- **Task to carry out**
Provide a single number: the count of lines containing the string "phút".

— Start of Material to process —

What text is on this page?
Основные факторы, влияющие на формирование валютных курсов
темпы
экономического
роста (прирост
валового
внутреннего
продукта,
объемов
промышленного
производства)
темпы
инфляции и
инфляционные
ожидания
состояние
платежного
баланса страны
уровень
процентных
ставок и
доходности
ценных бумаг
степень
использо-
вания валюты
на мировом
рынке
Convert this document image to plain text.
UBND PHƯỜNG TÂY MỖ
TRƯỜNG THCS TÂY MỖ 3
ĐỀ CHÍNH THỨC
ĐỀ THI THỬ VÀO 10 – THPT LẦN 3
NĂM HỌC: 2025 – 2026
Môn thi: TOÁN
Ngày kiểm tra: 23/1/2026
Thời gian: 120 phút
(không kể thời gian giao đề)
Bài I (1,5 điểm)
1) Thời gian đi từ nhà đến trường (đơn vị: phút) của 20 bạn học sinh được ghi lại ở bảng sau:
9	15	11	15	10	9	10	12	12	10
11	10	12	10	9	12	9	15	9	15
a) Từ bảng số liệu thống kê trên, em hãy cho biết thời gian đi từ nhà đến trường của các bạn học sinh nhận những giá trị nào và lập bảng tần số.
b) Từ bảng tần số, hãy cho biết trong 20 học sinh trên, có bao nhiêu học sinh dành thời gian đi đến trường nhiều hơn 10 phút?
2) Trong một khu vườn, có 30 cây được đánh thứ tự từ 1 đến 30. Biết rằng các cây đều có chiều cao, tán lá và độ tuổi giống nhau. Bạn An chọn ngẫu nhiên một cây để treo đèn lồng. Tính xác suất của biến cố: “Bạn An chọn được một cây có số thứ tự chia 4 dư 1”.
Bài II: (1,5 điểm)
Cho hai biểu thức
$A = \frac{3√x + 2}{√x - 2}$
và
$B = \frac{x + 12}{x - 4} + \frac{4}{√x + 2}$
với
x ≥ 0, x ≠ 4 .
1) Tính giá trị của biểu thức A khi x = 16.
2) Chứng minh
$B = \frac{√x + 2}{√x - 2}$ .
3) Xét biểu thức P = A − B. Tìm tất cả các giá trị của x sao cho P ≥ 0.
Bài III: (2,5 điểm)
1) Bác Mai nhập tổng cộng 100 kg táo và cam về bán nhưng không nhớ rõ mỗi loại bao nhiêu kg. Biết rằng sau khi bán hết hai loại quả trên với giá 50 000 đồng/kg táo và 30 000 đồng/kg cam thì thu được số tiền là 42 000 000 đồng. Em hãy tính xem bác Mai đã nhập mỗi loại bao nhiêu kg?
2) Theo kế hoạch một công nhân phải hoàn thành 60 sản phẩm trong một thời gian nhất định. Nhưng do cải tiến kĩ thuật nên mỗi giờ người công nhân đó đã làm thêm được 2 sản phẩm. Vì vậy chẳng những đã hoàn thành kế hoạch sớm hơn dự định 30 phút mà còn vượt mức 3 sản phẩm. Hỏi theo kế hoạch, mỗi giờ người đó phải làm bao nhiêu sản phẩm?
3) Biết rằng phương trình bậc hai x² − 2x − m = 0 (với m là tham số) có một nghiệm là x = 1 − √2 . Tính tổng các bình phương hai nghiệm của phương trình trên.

— End of Material to process —

- **Reply**
4